RE: [DISCUSS] Partial CI builds - Reducing flakiness with fewer tests

2023-06-07 Thread Gaurav Narula
Hey Greg,

Thanks for sharing this idea!

The idea of building and testing a relevant subset of code certainly seems 
interesting.

Perhaps this is a good fit for Bazel [1] where
target-determinator [2] can be used to to find a subset of targets that have 
changed between two commits.

Even without [2], Bazel builds can benefit immensely from distributing builds
to a set of remote nodes [3] with support for caching previously built
targets [4].

We've seen a few other ASF projects adopt Bazel as well:

* https://github.com/apache/rocketmq
* https://github.com/apache/brpc
* https://github.com/apache/trafficserver
* https://github.com/apache/ws-axiom

I wonder how the Kafka community feels about experimenting with Bazel and
exploring if it helps us offer faster build times without compromising on the
correctness of the targets that need to be built and tested?

## GIVEN EXERCISE 1
Translate this sentence from the reply on partial CI builds into Spanish: "The idea of building and testing a relevant subset of code certainly seems interesting."
## GIVEN EXERCISE 2
Retype the part of the reply on partial CI builds from "Even without [2], Bazel" to "targets [4].", with no changes.

## MATERIAL PROVIDED

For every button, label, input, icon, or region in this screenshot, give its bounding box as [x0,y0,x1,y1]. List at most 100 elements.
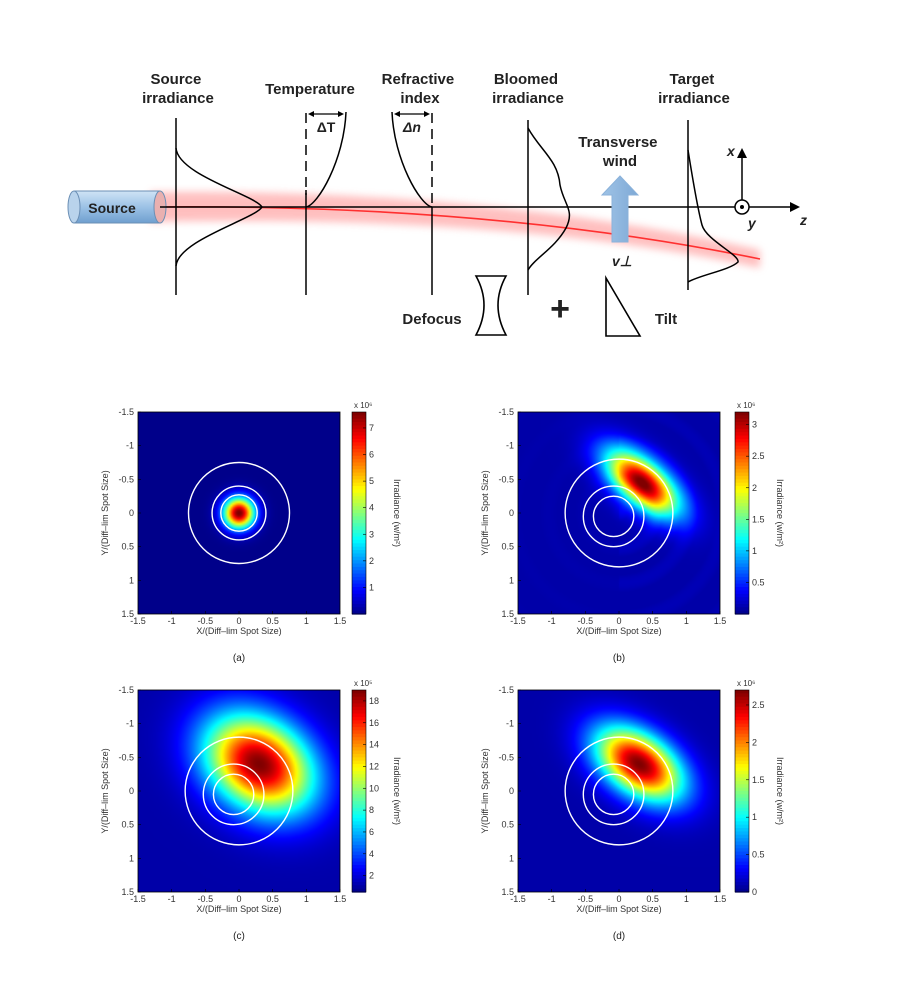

## EXERCISE RESPONSE 1
La idea de compilar y probar un subconjunto relevante del código sin duda parece interesante.

## EXERCISE RESPONSE 2
Even without [2], Bazel builds can benefit immensely from distributing builds
to a set of remote nodes [3] with support for caching previously built
targets [4].